Task requirements —
Return the lines below that carry the word "with".

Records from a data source
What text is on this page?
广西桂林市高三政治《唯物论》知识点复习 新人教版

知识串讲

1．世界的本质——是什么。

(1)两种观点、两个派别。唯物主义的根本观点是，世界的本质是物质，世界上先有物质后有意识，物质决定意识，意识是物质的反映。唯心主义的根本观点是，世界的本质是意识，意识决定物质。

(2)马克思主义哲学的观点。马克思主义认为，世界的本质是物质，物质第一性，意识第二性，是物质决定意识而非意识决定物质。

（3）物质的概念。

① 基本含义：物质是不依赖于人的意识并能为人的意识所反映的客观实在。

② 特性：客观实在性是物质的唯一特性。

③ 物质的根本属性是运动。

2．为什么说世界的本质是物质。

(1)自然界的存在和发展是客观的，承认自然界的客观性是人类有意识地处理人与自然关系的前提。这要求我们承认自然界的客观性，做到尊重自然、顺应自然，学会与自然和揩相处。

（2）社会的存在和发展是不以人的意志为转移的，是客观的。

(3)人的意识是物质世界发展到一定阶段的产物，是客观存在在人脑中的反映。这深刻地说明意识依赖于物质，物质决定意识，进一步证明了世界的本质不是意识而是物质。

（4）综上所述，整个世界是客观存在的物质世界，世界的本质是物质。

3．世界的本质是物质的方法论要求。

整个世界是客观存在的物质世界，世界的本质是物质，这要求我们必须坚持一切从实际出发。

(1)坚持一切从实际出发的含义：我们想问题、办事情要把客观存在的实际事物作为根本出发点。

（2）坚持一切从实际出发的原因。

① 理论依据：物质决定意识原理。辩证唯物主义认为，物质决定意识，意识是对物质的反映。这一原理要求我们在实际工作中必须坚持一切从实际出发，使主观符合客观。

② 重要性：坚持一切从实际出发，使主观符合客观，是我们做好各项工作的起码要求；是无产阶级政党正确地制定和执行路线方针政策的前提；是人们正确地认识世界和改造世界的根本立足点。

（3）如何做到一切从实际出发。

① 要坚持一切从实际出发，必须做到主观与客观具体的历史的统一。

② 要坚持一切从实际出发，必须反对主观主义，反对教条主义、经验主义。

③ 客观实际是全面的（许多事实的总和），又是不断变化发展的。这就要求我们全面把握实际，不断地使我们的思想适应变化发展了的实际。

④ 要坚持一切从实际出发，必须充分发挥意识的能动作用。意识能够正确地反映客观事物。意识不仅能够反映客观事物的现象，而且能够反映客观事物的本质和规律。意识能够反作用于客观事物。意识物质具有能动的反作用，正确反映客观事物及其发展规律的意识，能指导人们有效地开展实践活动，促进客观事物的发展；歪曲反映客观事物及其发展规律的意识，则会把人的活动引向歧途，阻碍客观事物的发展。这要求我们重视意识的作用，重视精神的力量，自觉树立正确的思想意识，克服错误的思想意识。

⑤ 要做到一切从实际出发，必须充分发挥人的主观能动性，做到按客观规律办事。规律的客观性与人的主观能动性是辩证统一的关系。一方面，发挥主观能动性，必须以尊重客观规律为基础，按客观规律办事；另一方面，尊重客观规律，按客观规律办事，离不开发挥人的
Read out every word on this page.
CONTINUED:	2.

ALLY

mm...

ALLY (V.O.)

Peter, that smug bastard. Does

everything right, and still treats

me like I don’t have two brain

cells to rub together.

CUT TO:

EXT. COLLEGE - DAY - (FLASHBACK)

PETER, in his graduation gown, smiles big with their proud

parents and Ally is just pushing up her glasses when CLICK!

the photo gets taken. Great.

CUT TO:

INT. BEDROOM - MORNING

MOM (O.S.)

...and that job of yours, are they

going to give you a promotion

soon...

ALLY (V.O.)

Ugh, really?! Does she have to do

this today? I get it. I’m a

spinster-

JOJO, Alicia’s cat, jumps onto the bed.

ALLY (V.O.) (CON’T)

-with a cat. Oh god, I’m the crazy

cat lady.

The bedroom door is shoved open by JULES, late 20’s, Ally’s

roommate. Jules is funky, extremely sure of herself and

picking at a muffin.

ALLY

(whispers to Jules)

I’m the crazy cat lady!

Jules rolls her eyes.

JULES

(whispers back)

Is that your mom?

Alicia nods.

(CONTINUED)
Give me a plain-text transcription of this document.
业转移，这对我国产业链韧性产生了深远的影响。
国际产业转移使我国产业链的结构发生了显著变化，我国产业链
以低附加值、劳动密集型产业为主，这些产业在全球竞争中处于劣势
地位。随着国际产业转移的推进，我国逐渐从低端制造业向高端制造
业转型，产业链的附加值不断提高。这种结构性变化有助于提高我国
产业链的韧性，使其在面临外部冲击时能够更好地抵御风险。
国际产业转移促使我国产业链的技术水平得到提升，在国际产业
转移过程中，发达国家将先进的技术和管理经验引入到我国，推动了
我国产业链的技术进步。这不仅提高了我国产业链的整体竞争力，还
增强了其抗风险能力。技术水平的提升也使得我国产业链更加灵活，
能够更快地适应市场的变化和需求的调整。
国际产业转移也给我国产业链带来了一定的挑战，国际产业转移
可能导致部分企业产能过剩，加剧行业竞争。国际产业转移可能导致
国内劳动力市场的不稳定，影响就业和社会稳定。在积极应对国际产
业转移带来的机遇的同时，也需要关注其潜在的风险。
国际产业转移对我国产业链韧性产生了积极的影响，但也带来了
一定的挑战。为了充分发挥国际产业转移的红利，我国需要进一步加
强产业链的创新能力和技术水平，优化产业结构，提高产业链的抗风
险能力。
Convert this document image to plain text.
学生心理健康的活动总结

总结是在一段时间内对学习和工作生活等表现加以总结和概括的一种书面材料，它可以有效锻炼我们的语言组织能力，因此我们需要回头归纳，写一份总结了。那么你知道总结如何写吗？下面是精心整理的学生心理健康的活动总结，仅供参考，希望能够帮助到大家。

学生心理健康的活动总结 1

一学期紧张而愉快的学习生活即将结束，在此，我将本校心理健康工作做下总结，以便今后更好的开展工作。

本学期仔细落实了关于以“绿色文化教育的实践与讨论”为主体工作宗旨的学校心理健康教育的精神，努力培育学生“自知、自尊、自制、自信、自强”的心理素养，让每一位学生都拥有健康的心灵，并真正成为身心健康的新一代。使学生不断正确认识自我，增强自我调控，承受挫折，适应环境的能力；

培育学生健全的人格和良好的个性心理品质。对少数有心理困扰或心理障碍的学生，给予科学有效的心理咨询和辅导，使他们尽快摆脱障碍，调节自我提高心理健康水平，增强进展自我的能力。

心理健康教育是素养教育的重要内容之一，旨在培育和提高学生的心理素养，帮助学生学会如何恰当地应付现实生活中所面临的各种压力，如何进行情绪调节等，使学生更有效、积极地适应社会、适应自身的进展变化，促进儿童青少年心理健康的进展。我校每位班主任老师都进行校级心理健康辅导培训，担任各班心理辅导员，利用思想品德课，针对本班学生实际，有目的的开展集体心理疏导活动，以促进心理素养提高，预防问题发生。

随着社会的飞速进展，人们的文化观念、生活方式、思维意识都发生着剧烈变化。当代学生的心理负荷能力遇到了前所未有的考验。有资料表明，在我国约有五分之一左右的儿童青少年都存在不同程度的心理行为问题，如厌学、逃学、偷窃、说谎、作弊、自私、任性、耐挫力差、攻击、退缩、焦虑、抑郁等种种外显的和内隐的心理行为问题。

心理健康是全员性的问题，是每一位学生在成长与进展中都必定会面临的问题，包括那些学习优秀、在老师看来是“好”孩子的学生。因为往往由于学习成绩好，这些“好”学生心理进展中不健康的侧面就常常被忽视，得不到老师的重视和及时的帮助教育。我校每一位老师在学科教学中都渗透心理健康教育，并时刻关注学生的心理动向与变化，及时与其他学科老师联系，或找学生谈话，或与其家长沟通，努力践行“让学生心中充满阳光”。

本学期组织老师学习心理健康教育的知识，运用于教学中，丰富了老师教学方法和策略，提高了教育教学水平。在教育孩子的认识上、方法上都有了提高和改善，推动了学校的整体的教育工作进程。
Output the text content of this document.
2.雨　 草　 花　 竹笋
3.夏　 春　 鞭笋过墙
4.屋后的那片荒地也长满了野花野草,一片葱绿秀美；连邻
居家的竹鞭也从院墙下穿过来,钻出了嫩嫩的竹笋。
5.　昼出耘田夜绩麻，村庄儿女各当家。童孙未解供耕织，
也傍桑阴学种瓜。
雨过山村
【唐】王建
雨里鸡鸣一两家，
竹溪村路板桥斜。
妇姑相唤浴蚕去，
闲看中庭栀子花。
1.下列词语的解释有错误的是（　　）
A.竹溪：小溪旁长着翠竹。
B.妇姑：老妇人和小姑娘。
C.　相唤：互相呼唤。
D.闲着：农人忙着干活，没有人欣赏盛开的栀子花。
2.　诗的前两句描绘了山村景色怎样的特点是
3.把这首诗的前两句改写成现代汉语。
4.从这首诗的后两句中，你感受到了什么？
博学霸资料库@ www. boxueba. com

Result of this task —
PETER, in his graduation gown, smiles big with their proud
-with a cat. Oh god, I’m the crazy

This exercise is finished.